> [Tasks to carry out]
A) In the heparin grafting text, at what wavelength was the de-stained Alizarin red s measured?
B) Transcribe the stretch of the heparin grafting text from "2.3.2. Mineralization of" through "when p < 0.05.".

::: Reading text :::

2.3.2. Mineralization of MG-63 cells. The cell seeding and culturing procedures were identical to the procedures for cell proliferation. After 14 days of culture, the samples were washed 3 times with PBS and fixed with 10% formalin for 20 min, and carefully aspirated with deionized water. The samples were then stained with 1% Alizarin red s solution for 30 min at room temperature. After this, the samples were washed with distilled water several times. For the semi-quantification of Alizarin red s staining, stained cells were de-stained with 10% cetylpyridinium chloride and measured at 562 nm wavelength by a microplate reader.

2.4. Statistical analysis

Data were expressed as mean ± standard deviation. Data were statistically analyzed by using Student's t-test. The differences were considered significant when p < 0.05.

3. Results and discussion

3.1. Grafting Hep-cySH to PEEK for preparing hPEEK

In this study, thiolated heparin was prepared using L-cysteine, a natural amino acid, instead of cysteamine that we previously reported (Fig. 1). So, thiolated heparin was composed of only natural materials present in human. L-Cysteine has been used in pharmaceuticals, medicines, and nutraceuticals,³⁹ and heparin has been used as an anticoagulant drug. Thus, the degraded products of thiolated heparin in vivo are not likely to cause biocompatibility issues. The replacement of cysteamine with L-cysteine did not change significantly the thiolation reaction of heparin. The degree of thiolation could be controlled from ∼10 to ∼40% by the amount of EDC/HOBt relative to the carboxyl group of heparin. The ¹H-NMR peak of thiol groups appeared at ∼1.2 ppm (Fig. S1†), demonstrating the successful conjugation of cysteine, in addition to the calculation of the degree of substitution using an Ellman's assay. Previously, it was reported that ∼40% thiolation did not affect significantly the binding affinity of heparin to heparin-binding molecules in contrast to the significant loss in anticoagulant activity of heparin.⁴⁰ Considering the purpose of heparin grafting to PEEK and the obvious advantage of a higher thiol density for better grafting reaction, Hep-cySH with ∼40% thiolation was used for grafting to PEEK.

Fig. 1 Synthesis scheme for thiolated heparin (Hep-cySH).

::: Given records :::

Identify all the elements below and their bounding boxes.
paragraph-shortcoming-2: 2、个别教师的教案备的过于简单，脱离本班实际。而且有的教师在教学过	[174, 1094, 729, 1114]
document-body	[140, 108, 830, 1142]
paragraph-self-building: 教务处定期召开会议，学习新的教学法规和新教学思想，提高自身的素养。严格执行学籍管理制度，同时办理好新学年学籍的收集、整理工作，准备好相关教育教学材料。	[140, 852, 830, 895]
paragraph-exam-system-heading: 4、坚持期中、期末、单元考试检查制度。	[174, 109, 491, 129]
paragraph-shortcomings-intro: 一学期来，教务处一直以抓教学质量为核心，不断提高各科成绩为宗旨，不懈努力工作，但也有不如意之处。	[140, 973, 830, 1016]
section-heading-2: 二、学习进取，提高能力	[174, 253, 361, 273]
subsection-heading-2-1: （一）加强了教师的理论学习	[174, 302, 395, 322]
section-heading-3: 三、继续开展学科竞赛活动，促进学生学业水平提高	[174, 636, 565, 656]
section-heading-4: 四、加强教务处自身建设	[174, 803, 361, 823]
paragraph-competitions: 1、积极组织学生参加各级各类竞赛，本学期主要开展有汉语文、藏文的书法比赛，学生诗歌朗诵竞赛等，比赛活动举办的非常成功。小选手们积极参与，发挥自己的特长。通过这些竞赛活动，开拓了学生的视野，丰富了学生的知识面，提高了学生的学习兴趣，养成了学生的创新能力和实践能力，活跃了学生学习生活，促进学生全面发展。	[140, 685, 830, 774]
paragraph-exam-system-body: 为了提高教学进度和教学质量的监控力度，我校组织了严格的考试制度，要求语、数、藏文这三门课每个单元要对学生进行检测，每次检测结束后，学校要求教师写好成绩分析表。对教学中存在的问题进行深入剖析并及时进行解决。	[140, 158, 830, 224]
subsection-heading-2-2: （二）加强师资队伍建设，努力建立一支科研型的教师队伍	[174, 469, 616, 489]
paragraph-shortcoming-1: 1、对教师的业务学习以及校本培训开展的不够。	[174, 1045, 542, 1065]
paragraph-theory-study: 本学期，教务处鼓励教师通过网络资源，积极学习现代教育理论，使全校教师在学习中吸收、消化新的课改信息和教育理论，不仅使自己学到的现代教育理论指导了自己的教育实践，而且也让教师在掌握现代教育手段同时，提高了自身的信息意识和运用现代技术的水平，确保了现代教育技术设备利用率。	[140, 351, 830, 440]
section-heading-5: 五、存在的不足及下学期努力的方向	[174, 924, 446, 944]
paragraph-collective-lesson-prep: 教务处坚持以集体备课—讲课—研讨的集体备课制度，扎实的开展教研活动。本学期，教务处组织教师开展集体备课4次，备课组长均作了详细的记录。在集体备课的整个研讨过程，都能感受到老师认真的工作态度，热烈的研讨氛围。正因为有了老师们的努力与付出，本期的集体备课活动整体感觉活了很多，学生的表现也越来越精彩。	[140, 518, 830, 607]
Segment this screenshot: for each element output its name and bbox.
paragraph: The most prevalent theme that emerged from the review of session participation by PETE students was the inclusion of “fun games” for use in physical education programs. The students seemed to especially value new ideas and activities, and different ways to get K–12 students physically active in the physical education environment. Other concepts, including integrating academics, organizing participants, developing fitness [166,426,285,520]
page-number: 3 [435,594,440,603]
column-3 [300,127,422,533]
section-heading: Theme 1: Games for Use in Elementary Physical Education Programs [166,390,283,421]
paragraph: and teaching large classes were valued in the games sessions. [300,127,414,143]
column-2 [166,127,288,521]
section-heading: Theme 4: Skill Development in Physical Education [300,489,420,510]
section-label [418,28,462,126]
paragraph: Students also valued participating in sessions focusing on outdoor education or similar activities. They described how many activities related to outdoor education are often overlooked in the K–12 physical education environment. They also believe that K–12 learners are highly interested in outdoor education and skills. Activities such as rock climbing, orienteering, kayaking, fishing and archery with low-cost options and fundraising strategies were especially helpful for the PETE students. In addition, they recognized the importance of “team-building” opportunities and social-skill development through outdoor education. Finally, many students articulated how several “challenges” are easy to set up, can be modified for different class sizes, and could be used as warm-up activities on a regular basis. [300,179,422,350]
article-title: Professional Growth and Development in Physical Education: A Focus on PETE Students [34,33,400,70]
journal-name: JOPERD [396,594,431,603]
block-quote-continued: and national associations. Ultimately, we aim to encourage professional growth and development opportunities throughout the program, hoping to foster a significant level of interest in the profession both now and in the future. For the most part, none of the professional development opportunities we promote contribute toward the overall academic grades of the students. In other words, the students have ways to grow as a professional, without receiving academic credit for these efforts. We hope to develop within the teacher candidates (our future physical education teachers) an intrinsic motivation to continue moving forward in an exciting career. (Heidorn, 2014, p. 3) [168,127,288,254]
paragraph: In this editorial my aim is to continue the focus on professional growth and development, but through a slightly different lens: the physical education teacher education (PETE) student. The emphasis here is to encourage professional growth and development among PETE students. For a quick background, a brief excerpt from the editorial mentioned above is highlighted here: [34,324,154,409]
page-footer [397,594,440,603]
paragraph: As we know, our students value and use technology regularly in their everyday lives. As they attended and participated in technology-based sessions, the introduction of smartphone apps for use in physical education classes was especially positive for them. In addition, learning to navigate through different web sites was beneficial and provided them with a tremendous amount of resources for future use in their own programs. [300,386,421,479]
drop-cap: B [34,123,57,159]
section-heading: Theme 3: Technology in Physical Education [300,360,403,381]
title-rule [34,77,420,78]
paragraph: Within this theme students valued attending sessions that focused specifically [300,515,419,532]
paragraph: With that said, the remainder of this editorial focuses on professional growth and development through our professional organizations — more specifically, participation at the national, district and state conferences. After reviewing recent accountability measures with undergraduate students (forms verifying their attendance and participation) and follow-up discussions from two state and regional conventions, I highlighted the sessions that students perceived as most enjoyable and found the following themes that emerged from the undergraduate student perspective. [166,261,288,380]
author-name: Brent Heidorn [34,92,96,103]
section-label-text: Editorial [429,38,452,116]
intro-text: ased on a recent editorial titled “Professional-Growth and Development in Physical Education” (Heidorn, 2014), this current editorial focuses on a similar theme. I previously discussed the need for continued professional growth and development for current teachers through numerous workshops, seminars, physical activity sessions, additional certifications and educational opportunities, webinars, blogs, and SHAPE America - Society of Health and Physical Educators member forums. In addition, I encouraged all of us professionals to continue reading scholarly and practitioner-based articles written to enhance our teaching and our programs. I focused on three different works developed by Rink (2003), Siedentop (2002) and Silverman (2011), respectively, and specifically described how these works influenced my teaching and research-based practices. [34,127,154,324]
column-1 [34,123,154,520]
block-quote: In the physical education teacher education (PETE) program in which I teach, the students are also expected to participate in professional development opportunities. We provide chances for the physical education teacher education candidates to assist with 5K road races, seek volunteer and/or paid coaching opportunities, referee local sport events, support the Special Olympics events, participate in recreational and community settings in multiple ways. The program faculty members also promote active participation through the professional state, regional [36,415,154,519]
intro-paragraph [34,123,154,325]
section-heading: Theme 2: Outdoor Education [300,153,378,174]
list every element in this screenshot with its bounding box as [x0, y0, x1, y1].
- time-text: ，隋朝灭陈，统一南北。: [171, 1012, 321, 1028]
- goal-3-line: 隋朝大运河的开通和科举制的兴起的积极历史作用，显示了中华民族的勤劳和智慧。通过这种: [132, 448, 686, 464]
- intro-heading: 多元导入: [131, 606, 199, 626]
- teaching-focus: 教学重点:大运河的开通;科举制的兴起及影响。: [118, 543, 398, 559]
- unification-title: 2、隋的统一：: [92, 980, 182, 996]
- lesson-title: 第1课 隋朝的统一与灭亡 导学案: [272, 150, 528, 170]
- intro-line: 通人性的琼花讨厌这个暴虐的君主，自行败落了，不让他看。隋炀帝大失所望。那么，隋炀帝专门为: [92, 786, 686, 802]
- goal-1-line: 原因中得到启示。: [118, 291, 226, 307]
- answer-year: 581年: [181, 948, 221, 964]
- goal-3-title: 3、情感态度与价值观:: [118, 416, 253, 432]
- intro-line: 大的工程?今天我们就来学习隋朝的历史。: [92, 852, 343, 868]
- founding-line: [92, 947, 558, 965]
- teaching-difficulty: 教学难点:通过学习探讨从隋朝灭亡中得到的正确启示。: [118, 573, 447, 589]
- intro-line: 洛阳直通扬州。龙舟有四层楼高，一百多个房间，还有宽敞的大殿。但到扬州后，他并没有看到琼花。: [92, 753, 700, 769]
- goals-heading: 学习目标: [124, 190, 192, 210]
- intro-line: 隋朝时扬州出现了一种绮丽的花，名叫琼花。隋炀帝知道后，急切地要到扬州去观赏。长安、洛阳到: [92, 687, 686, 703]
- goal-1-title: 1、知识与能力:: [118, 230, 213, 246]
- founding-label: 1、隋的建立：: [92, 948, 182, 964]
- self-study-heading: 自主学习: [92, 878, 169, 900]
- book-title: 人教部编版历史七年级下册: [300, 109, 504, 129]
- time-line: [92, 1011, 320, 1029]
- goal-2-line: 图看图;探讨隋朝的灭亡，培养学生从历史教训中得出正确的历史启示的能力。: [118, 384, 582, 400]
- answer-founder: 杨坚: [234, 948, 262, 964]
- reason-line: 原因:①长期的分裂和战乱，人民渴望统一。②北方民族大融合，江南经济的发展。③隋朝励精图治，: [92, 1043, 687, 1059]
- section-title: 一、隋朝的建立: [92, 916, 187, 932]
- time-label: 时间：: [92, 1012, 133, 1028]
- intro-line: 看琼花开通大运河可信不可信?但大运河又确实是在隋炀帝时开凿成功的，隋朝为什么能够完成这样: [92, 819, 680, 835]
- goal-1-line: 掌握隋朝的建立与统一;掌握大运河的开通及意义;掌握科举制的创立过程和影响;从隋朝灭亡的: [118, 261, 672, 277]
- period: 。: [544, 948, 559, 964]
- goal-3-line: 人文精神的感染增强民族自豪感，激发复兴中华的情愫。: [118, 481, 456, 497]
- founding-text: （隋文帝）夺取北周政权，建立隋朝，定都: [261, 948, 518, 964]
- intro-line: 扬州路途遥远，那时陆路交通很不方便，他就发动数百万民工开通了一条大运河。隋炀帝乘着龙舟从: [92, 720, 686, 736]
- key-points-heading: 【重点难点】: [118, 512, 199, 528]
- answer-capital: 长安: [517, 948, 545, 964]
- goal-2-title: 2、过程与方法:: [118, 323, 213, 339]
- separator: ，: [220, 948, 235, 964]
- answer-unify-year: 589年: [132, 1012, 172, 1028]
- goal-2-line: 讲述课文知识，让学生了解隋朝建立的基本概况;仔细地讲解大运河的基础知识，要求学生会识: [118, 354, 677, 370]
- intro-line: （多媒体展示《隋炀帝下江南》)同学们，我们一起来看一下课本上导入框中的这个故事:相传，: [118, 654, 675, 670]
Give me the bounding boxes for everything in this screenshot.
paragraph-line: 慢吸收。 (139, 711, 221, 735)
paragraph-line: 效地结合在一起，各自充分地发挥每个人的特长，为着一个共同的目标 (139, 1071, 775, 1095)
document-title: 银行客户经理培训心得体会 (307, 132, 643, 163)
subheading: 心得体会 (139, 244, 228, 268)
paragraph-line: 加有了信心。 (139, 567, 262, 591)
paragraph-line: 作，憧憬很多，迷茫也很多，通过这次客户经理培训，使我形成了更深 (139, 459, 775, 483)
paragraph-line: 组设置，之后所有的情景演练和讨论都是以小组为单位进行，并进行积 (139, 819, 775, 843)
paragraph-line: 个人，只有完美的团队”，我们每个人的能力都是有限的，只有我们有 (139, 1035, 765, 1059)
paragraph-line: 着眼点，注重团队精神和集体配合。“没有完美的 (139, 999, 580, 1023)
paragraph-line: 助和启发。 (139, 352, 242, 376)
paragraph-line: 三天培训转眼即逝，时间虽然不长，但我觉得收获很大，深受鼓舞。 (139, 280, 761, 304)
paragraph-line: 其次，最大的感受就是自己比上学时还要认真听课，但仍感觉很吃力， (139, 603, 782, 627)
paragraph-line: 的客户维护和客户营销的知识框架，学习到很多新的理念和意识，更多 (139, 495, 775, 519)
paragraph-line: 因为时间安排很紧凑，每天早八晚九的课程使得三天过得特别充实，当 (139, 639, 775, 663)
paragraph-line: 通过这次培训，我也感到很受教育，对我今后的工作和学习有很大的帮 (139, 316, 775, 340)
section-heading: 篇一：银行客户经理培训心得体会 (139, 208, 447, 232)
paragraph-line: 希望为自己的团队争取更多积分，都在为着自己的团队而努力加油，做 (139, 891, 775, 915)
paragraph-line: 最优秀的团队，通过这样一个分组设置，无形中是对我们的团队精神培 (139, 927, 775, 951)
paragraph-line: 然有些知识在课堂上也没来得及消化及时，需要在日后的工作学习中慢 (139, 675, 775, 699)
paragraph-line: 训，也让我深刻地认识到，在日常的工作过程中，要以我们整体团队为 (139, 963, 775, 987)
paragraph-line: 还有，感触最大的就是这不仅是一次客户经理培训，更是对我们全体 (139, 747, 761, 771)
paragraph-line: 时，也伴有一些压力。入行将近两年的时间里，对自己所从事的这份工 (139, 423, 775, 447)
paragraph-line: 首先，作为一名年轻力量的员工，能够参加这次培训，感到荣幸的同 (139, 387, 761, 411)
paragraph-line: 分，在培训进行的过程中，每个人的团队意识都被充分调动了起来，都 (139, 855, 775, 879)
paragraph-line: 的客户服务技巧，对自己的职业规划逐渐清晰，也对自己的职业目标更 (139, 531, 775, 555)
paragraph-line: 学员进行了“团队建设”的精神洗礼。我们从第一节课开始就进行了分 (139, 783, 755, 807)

:::

> [Results for each task]
A) 562 nm

B)
2.3.2. Mineralization of MG-63 cells. The cell seeding and culturing procedures were identical to the procedures for cell proliferation. After 14 days of culture, the samples were washed 3 times with PBS and fixed with 10% formalin for 20 min, and carefully aspirated with deionized water. The samples were then stained with 1% Alizarin red s solution for 30 min at room temperature. After this, the samples were washed with distilled water several times. For the semi-quantification of Alizarin red s staining, stained cells were de-stained with 10% cetylpyridinium chloride and measured at 562 nm wavelength by a microplate reader.

2.4. Statistical analysis

Data were expressed as mean ± standard deviation. Data were statistically analyzed by using Student's t-test. The differences were considered significant when p < 0.05.